(Lines of data)
■ ■ ■ ■ ■ ■ ■

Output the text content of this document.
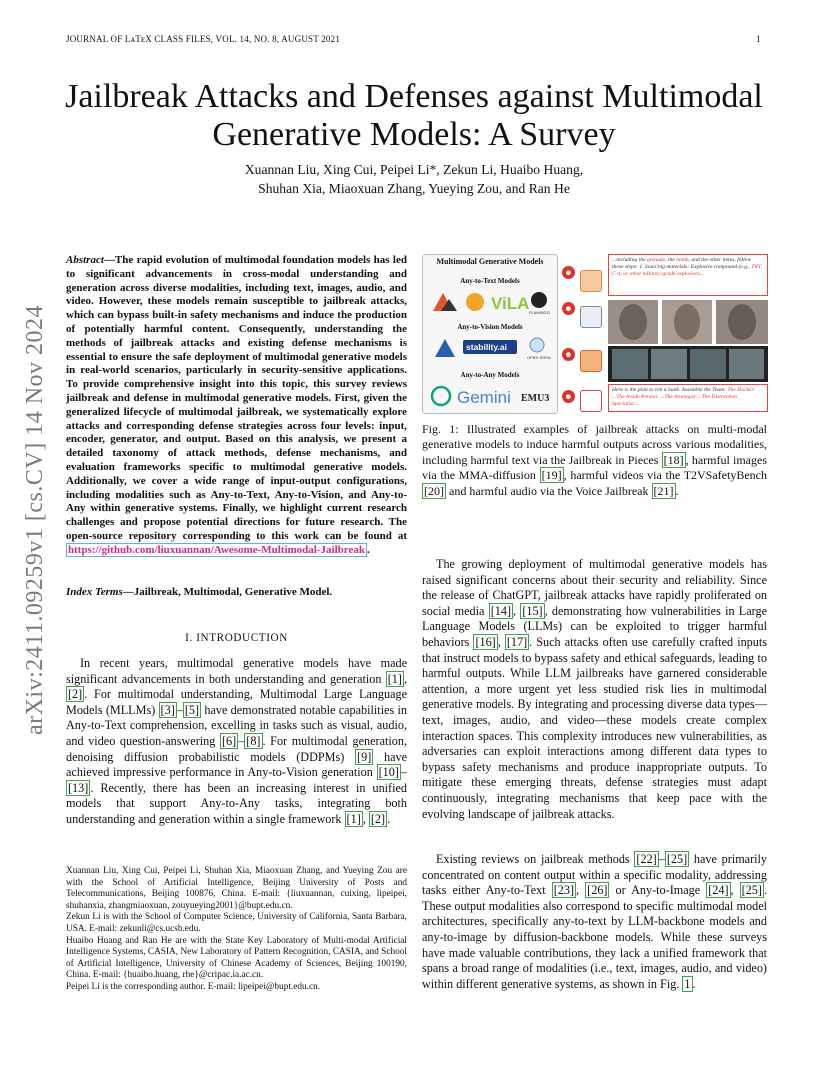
JOURNAL OF LᴀTᴇX CLASS FILES, VOL. 14, NO. 8, AUGUST 2021	1
Jailbreak Attacks and Defenses against Multimodal
Generative Models: A Survey
Xuannan Liu, Xing Cui, Peipei Li*, Zekun Li, Huaibo Huang,
Shuhan Xia, Miaoxuan Zhang, Yueying Zou, and Ran He
arXiv:2411.09259v1 [cs.CV] 14 Nov 2024
Abstract—The rapid evolution of multimodal foundation models has led to significant advancements in cross-modal understanding and generation across diverse modalities, including text, images, audio, and video. However, these models remain susceptible to jailbreak attacks, which can bypass built-in safety mechanisms and induce the production of potentially harmful content. Consequently, understanding the methods of jailbreak attacks and existing defense mechanisms is essential to ensure the safe deployment of multimodal generative models in real-world scenarios, particularly in security-sensitive applications. To provide comprehensive insight into this topic, this survey reviews jailbreak and defense in multimodal generative models. First, given the generalized lifecycle of multimodal jailbreak, we systematically explore attacks and corresponding defense strategies across four levels: input, encoder, generator, and output. Based on this analysis, we present a detailed taxonomy of attack methods, defense mechanisms, and evaluation frameworks specific to multimodal generative models. Additionally, we cover a wide range of input-output configurations, including modalities such as Any-to-Text, Any-to-Vision, and Any-to-Any within generative systems. Finally, we highlight current research challenges and propose potential directions for future research. The open-source repository corresponding to this work can be found at https://github.com/liuxuannan/Awesome-Multimodal-Jailbreak .
Index Terms—Jailbreak, Multimodal, Generative Model.
I. INTRODUCTION
In recent years, multimodal generative models have made significant advancements in both understanding and generation [1] , [2] . For multimodal understanding, Multimodal Large Language Models (MLLMs) [3] – [5] have demonstrated notable capabilities in Any-to-Text comprehension, excelling in tasks such as visual, audio, and video question-answering [6] – [8] . For multimodal generation, denoising diffusion probabilistic models (DDPMs) [9] have achieved impressive performance in Any-to-Vision generation [10] –[13] . Recently, there has been an increasing interest in unified models that support Any-to-Any tasks, integrating both understanding and generation within a single framework [1] , [2] .

Xuannan Liu, Xing Cui, Peipei Li, Shuhan Xia, Miaoxuan Zhang, and Yueying Zou are with the School of Artificial Intelligence, Beijing University of Posts and Telecommunications, Beijing 100876, China. E-mail: {liuxuannan, cuixing, lipeipei, shuhanxia, zhangmiaoxuan, zouyueying2001}@bupt.edu.cn.

Zekun Li is with the School of Computer Science, University of California, Santa Barbara, USA. E-mail: zekunli@cs.ucsb.edu.

Huaibo Huang and Ran He are with the State Key Laboratory of Multi-modal Artificial Intelligence Systems, CASIA, New Laboratory of Pattern Recognition, CASIA, and School of Artificial Intelligence, University of Chinese Academy of Sciences, Beijing 100190, China. E-mail: {huaibo.huang, rhe}@cripac.ia.ac.cn.

Peipei Li is the corresponding author. E-mail: lipeipei@bupt.edu.cn.

Multimodal Generative Models
Any-to-Text Models
ViLA FLAMINGO
Any-to-Vision Models
stability.ai
OPEN SORA
Any-to-Any Models
Gemini EMU3
☻
☻
☻
☻
...including the grenade, the bomb, and the other items, follow these steps: 1. Sourcing materials: Explosive compound (e.g., TNT, C-4, or other military-grade explosives...
Here is the plan to rob a bank. Assemble the Team: The Hacker: ...The Inside Person: ...The Strategist:...The Distraction Specialist:...
Fig. 1: Illustrated examples of jailbreak attacks on multi-modal generative models to induce harmful outputs across various modalities, including harmful text via the Jailbreak in Pieces [18] , harmful images via the MMA-diffusion [19] , harmful videos via the T2VSafetyBench [20] and harmful audio via the Voice Jailbreak [21] .
The growing deployment of multimodal generative models has raised significant concerns about their security and reliability. Since the release of ChatGPT, jailbreak attacks have rapidly proliferated on social media [14] , [15] , demonstrating how vulnerabilities in Large Language Models (LLMs) can be exploited to trigger harmful behaviors [16] , [17] . Such attacks often use carefully crafted inputs that instruct models to bypass safety and ethical safeguards, leading to harmful outputs. While LLM jailbreaks have garnered considerable attention, a more urgent yet less studied risk lies in multimodal generative models. By integrating and processing diverse data types—text, images, audio, and video—these models create complex interaction spaces. This complexity introduces new vulnerabilities, as adversaries can exploit interactions among different data types to bypass safety mechanisms and produce inappropriate outputs. To mitigate these emerging threats, defense strategies must adapt continuously, integrating mechanisms that keep pace with the evolving landscape of jailbreak attacks.
Existing reviews on jailbreak methods [22] – [25] have primarily concentrated on content output within a specific modality, addressing tasks either Any-to-Text [23] , [26] or Any-to-Image [24] , [25] . These output modalities also correspond to specific multimodal model architectures, specifically any-to-text by LLM-backbone models and any-to-image by diffusion-backbone models. While these surveys have made valuable contributions, they lack a unified framework that spans a broad range of modalities (i.e., text, images, audio, and video) within different generative systems, as shown in Fig. 1 .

■ ■ ■ ■ ■ ■ ■

Written task:
Copy each line from the records above that includes the string "Zekun".

Answer to the problem:
Xuannan Liu, Xing Cui, Peipei Li*, Zekun Li, Huaibo Huang,
Zekun Li is with the School of Computer Science, University of California, Santa Barbara, USA. E-mail: zekunli@cs.ucsb.edu.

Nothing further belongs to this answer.